What is being asked: Reproduce the rows below unchanged except for one switch: wherever "Description with numbered items" appears, put "Numbered description" in its place.

Data extracted from a collection:
☆ ☆ ☆ ☆
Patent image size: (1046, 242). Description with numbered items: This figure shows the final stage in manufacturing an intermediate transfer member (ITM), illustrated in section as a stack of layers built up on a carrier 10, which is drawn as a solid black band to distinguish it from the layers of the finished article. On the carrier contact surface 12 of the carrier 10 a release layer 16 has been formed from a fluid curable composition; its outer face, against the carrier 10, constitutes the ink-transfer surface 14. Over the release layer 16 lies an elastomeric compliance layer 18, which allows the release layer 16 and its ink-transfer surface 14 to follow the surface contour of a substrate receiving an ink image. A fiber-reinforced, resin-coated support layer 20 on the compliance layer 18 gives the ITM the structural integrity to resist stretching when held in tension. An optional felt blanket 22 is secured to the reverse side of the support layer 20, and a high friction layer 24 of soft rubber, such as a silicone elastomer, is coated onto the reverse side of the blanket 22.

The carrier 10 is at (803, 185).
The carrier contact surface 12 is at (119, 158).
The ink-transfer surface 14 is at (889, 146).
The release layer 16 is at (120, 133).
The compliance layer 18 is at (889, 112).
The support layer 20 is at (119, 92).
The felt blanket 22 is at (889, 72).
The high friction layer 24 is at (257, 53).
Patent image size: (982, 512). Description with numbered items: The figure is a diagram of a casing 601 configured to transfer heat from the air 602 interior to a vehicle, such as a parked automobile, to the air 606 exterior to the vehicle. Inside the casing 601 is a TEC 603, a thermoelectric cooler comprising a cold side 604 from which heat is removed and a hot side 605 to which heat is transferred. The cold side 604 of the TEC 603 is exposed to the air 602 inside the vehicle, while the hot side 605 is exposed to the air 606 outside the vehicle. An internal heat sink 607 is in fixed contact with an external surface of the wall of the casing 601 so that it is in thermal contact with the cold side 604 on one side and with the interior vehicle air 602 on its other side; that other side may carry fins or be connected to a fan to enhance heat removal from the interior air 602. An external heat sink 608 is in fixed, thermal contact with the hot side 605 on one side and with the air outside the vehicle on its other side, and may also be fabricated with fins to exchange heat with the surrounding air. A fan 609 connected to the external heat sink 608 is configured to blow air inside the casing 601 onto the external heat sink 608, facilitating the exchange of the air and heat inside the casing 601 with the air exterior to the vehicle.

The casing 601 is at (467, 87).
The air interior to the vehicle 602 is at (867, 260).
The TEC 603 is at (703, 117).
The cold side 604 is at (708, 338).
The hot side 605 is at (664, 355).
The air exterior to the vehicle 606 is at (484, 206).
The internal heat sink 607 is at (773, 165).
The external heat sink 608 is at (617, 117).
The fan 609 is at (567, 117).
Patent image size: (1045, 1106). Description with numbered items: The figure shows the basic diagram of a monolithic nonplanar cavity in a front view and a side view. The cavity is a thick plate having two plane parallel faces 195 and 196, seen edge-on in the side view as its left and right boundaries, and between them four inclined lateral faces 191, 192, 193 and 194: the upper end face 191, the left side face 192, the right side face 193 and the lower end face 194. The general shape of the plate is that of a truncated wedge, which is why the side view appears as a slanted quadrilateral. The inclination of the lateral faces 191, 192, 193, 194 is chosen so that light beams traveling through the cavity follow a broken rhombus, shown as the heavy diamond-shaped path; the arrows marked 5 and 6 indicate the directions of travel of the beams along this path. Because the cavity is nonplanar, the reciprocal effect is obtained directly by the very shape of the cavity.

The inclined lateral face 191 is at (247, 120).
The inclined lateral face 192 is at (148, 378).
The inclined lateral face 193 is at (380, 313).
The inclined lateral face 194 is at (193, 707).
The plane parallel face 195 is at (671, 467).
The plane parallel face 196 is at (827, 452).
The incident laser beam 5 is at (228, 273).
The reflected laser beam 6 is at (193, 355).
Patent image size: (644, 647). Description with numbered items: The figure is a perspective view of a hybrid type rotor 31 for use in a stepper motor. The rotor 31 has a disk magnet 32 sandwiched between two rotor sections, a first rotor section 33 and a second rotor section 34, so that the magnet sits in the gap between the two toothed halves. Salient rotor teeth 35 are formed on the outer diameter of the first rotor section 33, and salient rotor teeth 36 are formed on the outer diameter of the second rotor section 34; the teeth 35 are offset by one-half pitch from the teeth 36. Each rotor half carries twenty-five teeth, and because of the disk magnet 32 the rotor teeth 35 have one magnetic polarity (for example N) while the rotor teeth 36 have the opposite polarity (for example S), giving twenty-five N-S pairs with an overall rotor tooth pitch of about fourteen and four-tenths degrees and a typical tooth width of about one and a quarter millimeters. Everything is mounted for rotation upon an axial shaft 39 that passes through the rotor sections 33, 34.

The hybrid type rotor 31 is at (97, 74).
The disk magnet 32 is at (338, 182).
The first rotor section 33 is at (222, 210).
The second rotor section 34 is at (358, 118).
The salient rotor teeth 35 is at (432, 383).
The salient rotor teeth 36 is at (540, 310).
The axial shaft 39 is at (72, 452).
☆ ☆ ☆ ☆
Solution to this problem:
Patent image size: (1046, 242). Numbered description: This figure shows the final stage in manufacturing an intermediate transfer member (ITM), illustrated in section as a stack of layers built up on a carrier 10, which is drawn as a solid black band to distinguish it from the layers of the finished article. On the carrier contact surface 12 of the carrier 10 a release layer 16 has been formed from a fluid curable composition; its outer face, against the carrier 10, constitutes the ink-transfer surface 14. Over the release layer 16 lies an elastomeric compliance layer 18, which allows the release layer 16 and its ink-transfer surface 14 to follow the surface contour of a substrate receiving an ink image. A fiber-reinforced, resin-coated support layer 20 on the compliance layer 18 gives the ITM the structural integrity to resist stretching when held in tension. An optional felt blanket 22 is secured to the reverse side of the support layer 20, and a high friction layer 24 of soft rubber, such as a silicone elastomer, is coated onto the reverse side of the blanket 22.

The carrier 10 is at (803, 185).
The carrier contact surface 12 is at (119, 158).
The ink-transfer surface 14 is at (889, 146).
The release layer 16 is at (120, 133).
The compliance layer 18 is at (889, 112).
The support layer 20 is at (119, 92).
The felt blanket 22 is at (889, 72).
The high friction layer 24 is at (257, 53).
Patent image size: (982, 512). Numbered description: The figure is a diagram of a casing 601 configured to transfer heat from the air 602 interior to a vehicle, such as a parked automobile, to the air 606 exterior to the vehicle. Inside the casing 601 is a TEC 603, a thermoelectric cooler comprising a cold side 604 from which heat is removed and a hot side 605 to which heat is transferred. The cold side 604 of the TEC 603 is exposed to the air 602 inside the vehicle, while the hot side 605 is exposed to the air 606 outside the vehicle. An internal heat sink 607 is in fixed contact with an external surface of the wall of the casing 601 so that it is in thermal contact with the cold side 604 on one side and with the interior vehicle air 602 on its other side; that other side may carry fins or be connected to a fan to enhance heat removal from the interior air 602. An external heat sink 608 is in fixed, thermal contact with the hot side 605 on one side and with the air outside the vehicle on its other side, and may also be fabricated with fins to exchange heat with the surrounding air. A fan 609 connected to the external heat sink 608 is configured to blow air inside the casing 601 onto the external heat sink 608, facilitating the exchange of the air and heat inside the casing 601 with the air exterior to the vehicle.

The casing 601 is at (467, 87).
The air interior to the vehicle 602 is at (867, 260).
The TEC 603 is at (703, 117).
The cold side 604 is at (708, 338).
The hot side 605 is at (664, 355).
The air exterior to the vehicle 606 is at (484, 206).
The internal heat sink 607 is at (773, 165).
The external heat sink 608 is at (617, 117).
The fan 609 is at (567, 117).
Patent image size: (1045, 1106). Numbered description: The figure shows the basic diagram of a monolithic nonplanar cavity in a front view and a side view. The cavity is a thick plate having two plane parallel faces 195 and 196, seen edge-on in the side view as its left and right boundaries, and between them four inclined lateral faces 191, 192, 193 and 194: the upper end face 191, the left side face 192, the right side face 193 and the lower end face 194. The general shape of the plate is that of a truncated wedge, which is why the side view appears as a slanted quadrilateral. The inclination of the lateral faces 191, 192, 193, 194 is chosen so that light beams traveling through the cavity follow a broken rhombus, shown as the heavy diamond-shaped path; the arrows marked 5 and 6 indicate the directions of travel of the beams along this path. Because the cavity is nonplanar, the reciprocal effect is obtained directly by the very shape of the cavity.

The inclined lateral face 191 is at (247, 120).
The inclined lateral face 192 is at (148, 378).
The inclined lateral face 193 is at (380, 313).
The inclined lateral face 194 is at (193, 707).
The plane parallel face 195 is at (671, 467).
The plane parallel face 196 is at (827, 452).
The incident laser beam 5 is at (228, 273).
The reflected laser beam 6 is at (193, 355).
Patent image size: (644, 647). Numbered description: The figure is a perspective view of a hybrid type rotor 31 for use in a stepper motor. The rotor 31 has a disk magnet 32 sandwiched between two rotor sections, a first rotor section 33 and a second rotor section 34, so that the magnet sits in the gap between the two toothed halves. Salient rotor teeth 35 are formed on the outer diameter of the first rotor section 33, and salient rotor teeth 36 are formed on the outer diameter of the second rotor section 34; the teeth 35 are offset by one-half pitch from the teeth 36. Each rotor half carries twenty-five teeth, and because of the disk magnet 32 the rotor teeth 35 have one magnetic polarity (for example N) while the rotor teeth 36 have the opposite polarity (for example S), giving twenty-five N-S pairs with an overall rotor tooth pitch of about fourteen and four-tenths degrees and a typical tooth width of about one and a quarter millimeters. Everything is mounted for rotation upon an axial shaft 39 that passes through the rotor sections 33, 34.

The hybrid type rotor 31 is at (97, 74).
The disk magnet 32 is at (338, 182).
The first rotor section 33 is at (222, 210).
The second rotor section 34 is at (358, 118).
The salient rotor teeth 35 is at (432, 383).
The salient rotor teeth 36 is at (540, 310).
The axial shaft 39 is at (72, 452).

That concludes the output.